Collect the lines of the entries where "reformerade" shows up.
--- START INPUT FOR THIS TASK ---
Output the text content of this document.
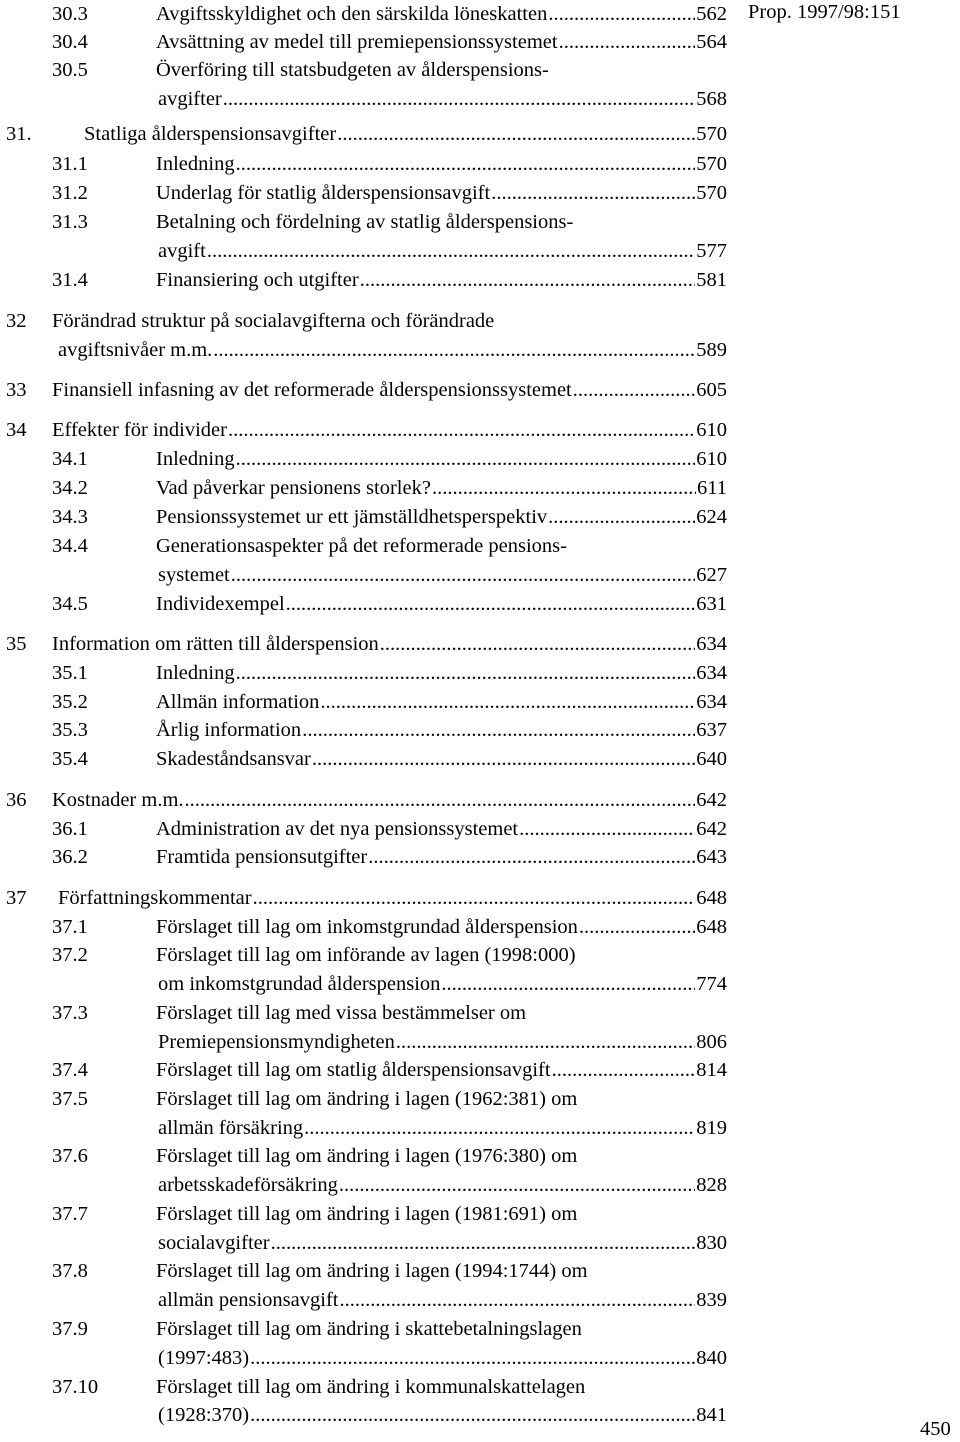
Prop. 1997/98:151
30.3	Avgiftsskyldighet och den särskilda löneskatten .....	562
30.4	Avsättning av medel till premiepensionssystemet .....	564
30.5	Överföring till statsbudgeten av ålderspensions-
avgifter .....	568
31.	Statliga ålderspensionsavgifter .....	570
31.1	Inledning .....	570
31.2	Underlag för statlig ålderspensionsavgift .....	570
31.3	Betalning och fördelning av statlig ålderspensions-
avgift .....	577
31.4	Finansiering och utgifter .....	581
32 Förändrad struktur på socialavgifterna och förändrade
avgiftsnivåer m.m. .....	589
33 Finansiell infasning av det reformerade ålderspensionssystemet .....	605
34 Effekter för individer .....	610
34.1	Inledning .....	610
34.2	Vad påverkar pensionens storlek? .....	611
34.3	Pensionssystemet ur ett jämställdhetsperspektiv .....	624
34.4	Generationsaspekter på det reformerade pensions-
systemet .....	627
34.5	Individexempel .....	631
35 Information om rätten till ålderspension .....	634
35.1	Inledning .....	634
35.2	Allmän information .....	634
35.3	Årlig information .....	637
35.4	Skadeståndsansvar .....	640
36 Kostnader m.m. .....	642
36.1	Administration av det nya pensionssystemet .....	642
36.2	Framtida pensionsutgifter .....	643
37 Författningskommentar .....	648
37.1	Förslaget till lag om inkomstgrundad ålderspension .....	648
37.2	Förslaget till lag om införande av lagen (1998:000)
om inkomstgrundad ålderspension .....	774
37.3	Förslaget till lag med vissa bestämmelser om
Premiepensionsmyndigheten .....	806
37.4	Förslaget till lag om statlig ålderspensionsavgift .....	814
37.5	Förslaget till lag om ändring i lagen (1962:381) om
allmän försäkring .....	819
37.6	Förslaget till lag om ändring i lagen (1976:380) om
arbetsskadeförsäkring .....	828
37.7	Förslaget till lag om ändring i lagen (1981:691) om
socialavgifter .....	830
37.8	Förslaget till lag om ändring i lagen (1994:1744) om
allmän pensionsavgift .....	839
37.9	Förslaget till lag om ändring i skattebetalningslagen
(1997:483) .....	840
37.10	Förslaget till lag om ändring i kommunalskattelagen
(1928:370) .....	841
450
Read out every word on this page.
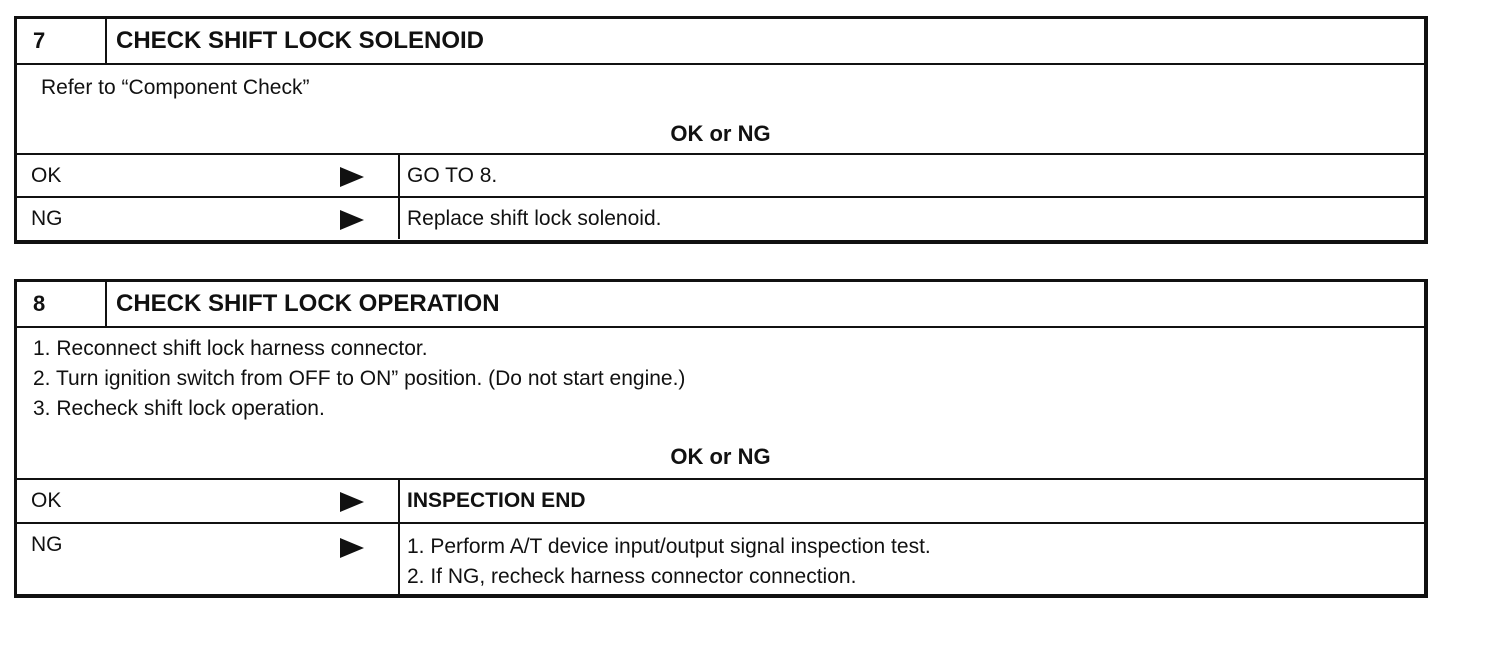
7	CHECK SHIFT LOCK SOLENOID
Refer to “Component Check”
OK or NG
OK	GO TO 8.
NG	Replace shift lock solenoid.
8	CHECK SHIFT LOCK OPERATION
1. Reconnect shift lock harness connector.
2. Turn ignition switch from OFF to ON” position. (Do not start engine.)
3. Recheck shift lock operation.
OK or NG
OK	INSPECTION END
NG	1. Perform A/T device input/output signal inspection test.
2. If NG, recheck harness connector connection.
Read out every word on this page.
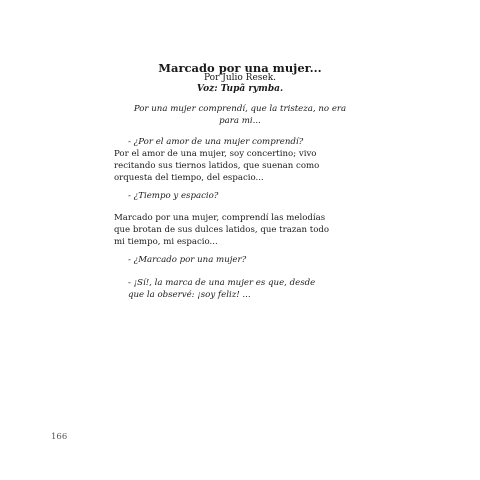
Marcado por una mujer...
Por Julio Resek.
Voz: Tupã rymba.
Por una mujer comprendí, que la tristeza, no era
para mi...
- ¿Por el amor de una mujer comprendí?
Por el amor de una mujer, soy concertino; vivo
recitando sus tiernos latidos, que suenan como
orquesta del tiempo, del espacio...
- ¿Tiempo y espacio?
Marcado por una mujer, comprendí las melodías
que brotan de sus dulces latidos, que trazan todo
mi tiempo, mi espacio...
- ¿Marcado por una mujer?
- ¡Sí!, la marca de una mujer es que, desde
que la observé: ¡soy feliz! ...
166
--- END INPUT FOR THIS TASK ---
• FULL ANSWER:
33 Finansiell infasning av det reformerade ålderspensionssystemet .....	605
34.4	Generationsaspekter på det reformerade pensions-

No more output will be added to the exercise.